Each line of the material below that holds the word "title" needs to be copied.

RECORD EXCERPTS:
"""

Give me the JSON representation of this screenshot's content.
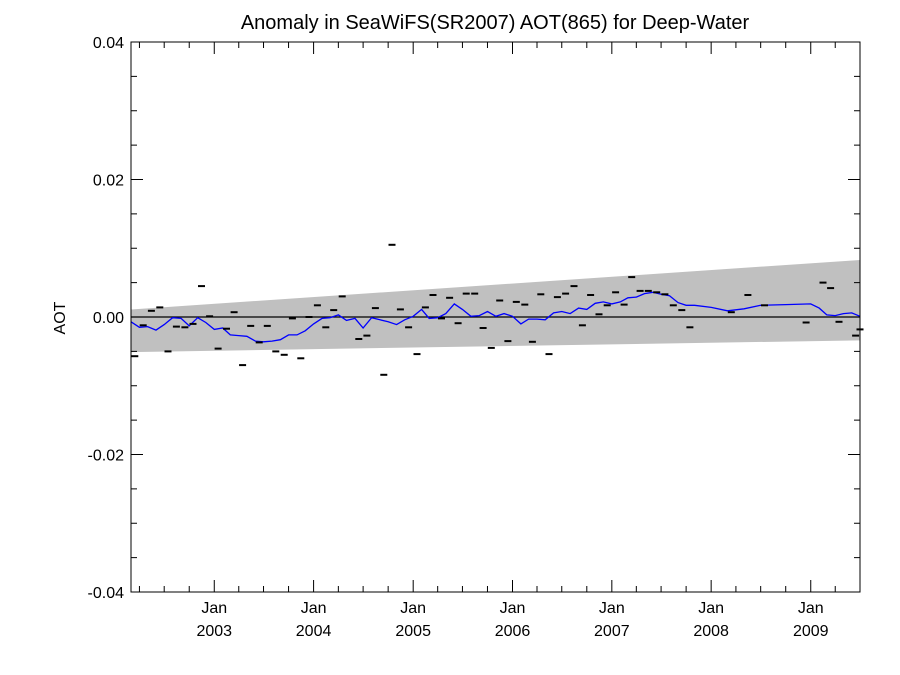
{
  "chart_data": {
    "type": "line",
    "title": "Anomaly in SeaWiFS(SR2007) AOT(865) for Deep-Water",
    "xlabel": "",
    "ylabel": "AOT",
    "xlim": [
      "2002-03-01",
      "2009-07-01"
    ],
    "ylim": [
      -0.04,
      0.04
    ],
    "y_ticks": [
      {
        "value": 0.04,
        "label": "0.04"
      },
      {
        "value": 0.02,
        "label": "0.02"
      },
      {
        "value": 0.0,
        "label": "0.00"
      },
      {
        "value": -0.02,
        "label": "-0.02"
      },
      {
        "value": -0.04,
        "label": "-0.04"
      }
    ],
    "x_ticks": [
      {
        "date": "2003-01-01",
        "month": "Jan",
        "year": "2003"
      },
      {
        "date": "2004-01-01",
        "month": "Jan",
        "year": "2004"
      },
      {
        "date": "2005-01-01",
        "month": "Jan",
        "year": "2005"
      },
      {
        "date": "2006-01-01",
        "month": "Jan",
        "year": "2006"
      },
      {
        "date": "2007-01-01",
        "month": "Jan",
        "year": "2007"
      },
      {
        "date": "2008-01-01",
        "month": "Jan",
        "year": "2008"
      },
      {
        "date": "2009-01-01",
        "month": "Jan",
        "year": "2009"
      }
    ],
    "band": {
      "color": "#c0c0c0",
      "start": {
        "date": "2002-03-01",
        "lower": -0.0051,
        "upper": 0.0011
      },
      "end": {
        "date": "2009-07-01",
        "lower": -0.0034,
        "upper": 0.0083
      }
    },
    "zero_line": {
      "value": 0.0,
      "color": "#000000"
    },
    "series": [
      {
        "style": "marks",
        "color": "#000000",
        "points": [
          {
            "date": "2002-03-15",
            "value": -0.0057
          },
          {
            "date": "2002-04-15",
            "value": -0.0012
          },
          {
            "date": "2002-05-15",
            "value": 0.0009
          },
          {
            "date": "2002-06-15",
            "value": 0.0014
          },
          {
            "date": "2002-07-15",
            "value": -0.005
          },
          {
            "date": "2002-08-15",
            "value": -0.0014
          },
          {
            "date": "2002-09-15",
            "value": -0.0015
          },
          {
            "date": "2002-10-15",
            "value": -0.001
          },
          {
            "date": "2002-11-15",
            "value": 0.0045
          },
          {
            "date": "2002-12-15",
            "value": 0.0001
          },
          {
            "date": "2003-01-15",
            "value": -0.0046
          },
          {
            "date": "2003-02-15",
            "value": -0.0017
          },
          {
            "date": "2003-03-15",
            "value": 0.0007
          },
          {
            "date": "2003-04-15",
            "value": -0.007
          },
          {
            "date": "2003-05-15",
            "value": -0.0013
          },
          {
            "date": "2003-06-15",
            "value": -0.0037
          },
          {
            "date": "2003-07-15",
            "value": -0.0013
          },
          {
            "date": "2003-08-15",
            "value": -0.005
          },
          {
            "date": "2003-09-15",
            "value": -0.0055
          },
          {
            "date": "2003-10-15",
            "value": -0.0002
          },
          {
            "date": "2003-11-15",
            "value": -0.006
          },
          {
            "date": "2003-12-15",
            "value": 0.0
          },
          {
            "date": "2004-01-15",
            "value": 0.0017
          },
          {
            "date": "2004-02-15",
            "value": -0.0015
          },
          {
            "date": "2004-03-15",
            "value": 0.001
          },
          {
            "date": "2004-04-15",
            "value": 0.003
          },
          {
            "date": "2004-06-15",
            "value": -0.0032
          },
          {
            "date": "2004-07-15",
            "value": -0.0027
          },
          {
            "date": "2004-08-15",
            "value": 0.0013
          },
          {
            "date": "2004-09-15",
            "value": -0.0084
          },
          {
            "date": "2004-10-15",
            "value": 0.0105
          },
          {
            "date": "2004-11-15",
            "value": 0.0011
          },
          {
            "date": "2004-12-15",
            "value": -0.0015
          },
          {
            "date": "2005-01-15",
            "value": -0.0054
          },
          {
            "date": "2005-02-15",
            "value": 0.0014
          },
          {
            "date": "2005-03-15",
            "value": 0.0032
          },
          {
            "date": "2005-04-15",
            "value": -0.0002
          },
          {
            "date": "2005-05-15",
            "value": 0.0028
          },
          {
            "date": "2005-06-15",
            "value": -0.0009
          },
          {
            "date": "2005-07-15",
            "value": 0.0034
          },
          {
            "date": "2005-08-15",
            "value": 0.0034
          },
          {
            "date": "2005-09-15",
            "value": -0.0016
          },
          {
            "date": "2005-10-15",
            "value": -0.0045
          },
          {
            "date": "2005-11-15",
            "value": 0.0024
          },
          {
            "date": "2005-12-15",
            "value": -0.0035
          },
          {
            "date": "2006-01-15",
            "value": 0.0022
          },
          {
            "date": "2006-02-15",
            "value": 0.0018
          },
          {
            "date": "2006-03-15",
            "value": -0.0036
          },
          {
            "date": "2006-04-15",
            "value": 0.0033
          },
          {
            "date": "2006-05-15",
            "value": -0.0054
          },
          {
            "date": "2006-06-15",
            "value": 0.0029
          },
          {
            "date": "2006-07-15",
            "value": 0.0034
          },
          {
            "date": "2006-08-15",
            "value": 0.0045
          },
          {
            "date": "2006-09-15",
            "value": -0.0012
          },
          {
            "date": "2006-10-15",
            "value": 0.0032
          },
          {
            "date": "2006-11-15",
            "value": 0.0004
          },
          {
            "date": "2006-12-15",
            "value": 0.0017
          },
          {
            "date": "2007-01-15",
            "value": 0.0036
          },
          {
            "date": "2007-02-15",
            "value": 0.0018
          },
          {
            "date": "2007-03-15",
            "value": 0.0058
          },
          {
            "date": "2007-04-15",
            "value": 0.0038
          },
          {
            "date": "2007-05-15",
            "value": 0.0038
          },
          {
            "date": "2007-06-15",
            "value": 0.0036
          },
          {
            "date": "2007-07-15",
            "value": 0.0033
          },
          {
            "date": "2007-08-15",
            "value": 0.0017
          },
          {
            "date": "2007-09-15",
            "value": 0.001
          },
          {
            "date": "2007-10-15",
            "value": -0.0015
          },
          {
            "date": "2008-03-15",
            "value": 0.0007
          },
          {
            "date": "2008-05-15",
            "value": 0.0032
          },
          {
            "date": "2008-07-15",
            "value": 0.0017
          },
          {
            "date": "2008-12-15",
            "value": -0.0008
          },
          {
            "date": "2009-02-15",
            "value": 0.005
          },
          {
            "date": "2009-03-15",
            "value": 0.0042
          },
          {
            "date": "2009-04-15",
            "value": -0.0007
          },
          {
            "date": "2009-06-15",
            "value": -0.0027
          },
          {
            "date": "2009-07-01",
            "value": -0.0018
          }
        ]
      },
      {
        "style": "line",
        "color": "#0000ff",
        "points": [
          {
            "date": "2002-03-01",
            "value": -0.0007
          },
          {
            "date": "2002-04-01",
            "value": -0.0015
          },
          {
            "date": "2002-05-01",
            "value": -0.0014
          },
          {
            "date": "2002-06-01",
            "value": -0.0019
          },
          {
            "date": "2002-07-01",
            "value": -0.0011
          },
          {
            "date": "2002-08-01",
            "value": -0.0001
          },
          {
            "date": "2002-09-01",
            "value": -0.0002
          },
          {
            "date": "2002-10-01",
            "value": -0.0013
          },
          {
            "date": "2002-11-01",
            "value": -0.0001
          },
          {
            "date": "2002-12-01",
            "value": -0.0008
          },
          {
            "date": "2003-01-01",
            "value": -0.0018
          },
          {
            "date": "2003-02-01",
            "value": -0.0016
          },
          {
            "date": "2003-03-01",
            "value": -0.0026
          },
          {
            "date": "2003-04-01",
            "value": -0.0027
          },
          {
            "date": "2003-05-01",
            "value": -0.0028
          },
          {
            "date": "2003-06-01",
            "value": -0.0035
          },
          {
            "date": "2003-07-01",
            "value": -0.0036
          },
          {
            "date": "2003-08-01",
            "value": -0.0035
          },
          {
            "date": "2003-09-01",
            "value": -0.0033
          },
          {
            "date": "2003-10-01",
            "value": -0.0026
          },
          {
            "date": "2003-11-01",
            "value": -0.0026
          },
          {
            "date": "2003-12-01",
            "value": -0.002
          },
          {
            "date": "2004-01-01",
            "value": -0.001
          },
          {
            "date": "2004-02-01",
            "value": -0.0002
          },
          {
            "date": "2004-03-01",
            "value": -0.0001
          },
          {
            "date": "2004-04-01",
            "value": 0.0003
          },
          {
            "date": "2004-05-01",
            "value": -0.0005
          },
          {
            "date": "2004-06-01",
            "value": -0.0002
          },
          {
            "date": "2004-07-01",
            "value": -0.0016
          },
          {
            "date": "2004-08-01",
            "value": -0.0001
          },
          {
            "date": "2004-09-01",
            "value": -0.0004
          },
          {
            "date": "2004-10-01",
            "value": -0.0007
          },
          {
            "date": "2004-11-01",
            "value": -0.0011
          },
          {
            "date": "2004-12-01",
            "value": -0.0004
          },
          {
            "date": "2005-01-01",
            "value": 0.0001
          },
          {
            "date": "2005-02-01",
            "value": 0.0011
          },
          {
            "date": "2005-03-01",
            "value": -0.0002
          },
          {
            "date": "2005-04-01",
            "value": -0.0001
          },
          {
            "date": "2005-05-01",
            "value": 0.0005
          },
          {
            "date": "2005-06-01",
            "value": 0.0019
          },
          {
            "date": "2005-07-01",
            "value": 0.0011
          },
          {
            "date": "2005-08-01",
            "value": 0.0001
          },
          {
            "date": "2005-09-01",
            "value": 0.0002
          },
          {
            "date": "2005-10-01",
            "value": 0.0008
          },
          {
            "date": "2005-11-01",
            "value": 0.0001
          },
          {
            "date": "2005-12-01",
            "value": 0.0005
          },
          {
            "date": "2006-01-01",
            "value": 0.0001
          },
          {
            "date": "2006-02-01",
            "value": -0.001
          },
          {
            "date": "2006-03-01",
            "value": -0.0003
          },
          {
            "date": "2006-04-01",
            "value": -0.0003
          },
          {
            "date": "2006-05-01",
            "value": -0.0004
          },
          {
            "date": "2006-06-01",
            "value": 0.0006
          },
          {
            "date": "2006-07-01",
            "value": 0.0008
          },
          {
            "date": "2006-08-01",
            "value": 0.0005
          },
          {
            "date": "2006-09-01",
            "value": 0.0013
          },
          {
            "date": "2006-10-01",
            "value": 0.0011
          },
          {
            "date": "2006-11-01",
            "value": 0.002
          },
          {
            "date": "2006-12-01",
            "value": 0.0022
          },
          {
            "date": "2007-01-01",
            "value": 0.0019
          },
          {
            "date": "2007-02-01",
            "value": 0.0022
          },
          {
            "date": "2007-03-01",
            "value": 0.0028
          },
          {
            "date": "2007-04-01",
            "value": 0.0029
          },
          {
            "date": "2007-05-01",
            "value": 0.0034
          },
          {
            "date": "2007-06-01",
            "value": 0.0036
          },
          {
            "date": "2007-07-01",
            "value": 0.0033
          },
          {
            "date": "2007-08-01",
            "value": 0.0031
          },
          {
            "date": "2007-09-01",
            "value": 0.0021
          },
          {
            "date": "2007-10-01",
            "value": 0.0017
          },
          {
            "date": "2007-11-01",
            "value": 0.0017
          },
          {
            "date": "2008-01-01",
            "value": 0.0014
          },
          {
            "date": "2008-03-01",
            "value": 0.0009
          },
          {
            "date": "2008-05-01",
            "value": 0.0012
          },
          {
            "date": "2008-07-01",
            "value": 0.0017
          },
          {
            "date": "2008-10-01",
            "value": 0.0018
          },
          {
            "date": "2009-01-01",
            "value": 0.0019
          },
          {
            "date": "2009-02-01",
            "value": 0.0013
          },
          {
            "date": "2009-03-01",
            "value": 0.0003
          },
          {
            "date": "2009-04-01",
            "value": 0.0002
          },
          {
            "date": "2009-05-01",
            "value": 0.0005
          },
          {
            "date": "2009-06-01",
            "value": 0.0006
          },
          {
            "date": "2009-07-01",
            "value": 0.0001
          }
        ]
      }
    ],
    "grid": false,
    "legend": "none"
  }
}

"""
"""

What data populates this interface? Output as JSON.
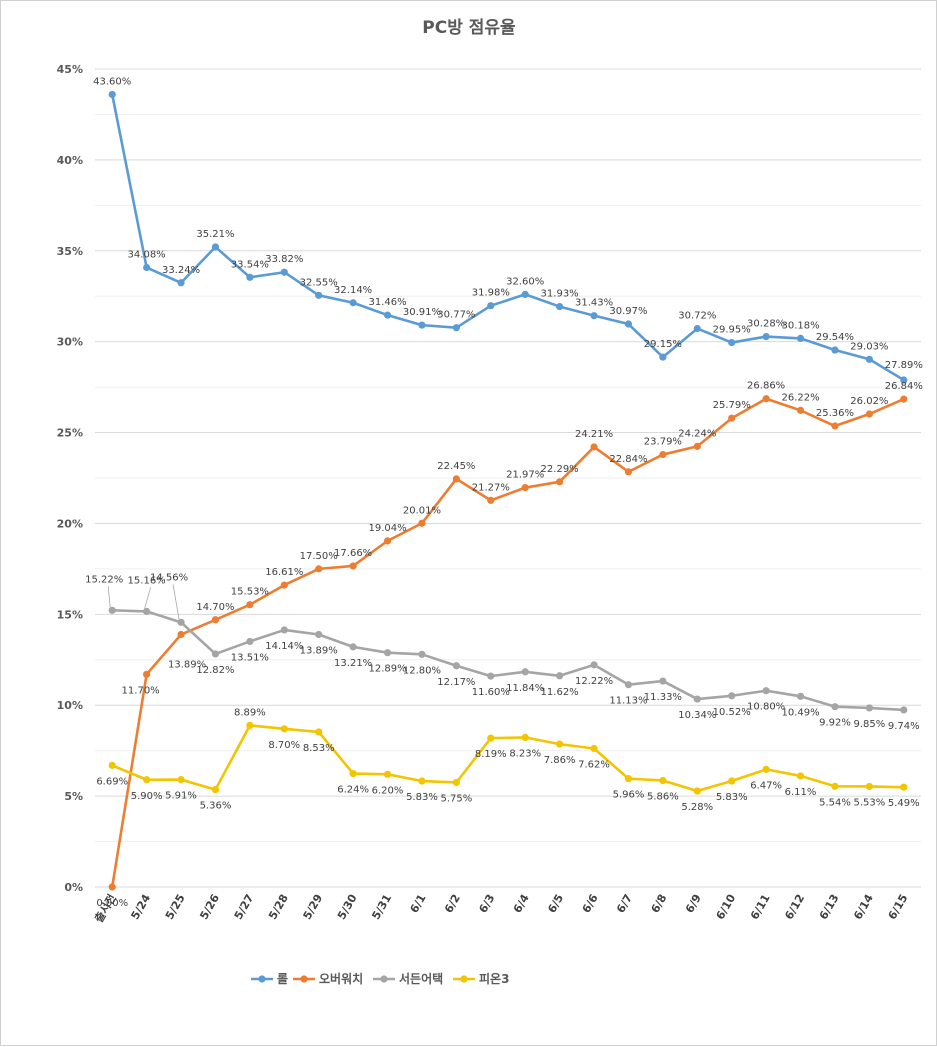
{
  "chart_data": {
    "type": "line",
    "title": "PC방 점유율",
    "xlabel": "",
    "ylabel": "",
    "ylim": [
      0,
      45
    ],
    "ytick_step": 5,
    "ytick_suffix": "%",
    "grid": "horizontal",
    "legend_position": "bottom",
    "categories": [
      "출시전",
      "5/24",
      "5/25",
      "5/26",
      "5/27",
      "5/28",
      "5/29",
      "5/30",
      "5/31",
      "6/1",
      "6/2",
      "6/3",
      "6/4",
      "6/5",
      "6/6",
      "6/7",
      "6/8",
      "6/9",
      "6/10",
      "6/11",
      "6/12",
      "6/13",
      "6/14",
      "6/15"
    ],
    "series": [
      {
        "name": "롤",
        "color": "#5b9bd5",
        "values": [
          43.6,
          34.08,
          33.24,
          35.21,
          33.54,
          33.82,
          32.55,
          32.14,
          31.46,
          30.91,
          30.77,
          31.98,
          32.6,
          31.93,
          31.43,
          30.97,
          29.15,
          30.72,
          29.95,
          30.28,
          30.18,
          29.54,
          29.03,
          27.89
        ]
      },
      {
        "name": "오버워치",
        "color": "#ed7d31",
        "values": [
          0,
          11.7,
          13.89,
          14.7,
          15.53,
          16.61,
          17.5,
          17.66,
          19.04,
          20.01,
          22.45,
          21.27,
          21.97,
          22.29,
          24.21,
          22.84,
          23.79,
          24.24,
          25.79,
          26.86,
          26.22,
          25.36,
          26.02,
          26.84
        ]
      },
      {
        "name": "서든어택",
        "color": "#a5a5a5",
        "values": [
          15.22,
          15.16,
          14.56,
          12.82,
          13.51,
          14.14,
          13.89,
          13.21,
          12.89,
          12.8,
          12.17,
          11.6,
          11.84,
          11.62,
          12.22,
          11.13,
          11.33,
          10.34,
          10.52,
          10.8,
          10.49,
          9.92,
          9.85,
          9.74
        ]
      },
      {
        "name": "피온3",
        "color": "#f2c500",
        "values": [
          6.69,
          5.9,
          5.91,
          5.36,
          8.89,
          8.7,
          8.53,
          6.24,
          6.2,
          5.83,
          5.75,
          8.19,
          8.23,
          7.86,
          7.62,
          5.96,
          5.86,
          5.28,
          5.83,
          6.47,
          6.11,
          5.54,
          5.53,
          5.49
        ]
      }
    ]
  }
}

"""
"""

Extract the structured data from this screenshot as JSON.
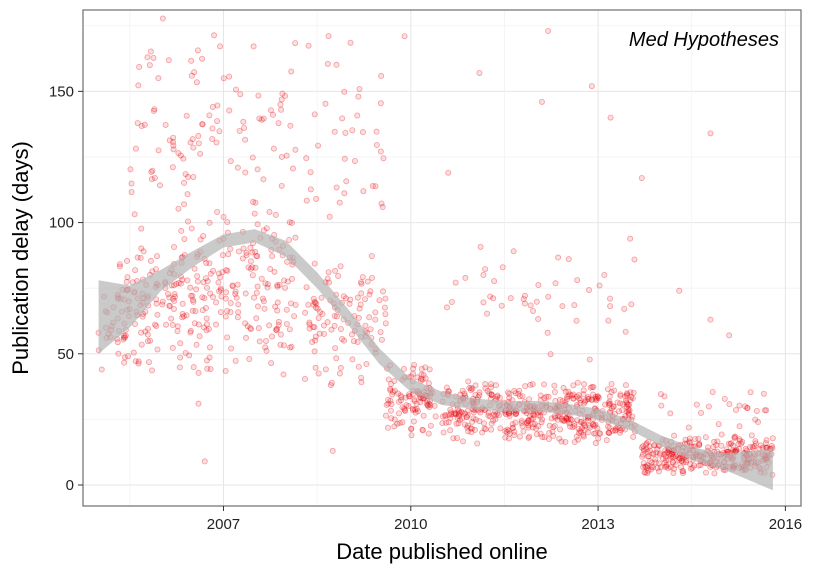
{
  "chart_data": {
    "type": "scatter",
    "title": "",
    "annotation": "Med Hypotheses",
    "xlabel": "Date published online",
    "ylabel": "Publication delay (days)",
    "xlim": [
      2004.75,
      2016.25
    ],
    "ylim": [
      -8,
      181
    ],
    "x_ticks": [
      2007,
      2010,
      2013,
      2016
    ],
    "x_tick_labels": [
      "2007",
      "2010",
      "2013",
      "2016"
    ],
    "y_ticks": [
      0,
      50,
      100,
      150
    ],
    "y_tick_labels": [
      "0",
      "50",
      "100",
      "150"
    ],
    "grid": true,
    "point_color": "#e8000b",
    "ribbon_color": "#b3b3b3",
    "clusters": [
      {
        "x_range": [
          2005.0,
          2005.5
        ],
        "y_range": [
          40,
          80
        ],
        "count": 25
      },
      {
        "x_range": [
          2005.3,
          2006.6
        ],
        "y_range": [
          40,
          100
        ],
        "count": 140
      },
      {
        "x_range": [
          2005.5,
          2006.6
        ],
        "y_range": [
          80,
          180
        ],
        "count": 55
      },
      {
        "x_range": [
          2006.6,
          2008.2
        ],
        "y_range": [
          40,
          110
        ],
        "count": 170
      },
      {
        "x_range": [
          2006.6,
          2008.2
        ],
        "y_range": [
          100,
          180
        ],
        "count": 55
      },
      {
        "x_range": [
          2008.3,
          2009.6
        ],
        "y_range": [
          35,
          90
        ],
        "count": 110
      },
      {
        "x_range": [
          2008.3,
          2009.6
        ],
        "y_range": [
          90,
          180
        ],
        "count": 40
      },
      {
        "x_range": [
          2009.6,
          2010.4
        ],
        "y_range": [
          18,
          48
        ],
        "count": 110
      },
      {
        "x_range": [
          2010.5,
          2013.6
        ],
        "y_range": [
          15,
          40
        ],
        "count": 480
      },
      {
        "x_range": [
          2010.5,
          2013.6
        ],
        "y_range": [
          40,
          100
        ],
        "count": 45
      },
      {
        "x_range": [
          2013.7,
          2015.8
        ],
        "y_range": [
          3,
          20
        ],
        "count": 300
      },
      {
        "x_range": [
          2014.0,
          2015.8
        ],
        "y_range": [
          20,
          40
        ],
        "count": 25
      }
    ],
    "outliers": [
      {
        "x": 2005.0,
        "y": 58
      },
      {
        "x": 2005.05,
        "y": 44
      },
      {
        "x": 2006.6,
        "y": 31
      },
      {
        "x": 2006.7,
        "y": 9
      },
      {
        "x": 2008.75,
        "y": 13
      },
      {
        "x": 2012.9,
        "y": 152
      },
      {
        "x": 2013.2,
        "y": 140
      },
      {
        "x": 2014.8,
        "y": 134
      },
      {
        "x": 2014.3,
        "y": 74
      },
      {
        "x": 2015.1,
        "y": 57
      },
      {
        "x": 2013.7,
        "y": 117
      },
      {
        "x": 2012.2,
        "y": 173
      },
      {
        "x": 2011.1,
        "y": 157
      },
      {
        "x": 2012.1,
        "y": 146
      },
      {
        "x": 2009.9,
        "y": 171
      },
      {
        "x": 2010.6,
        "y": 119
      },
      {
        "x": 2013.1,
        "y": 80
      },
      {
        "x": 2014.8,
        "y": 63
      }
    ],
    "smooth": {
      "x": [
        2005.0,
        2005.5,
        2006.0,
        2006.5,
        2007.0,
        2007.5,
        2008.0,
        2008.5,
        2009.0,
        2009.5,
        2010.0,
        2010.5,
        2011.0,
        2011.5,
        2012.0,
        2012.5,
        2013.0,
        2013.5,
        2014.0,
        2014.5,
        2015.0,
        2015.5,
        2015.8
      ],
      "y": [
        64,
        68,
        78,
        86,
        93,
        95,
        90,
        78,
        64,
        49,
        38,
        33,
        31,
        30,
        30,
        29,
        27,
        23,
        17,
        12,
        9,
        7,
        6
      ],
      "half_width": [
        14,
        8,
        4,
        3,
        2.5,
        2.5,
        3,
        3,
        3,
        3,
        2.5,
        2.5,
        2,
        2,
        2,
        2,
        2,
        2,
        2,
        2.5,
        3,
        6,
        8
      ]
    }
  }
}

"""

TASK OUTPUT:
    "title": "Anomaly in SeaWiFS(SR2007) AOT(865) for Deep-Water",
    "title": "PC방 점유율",
    "title": "",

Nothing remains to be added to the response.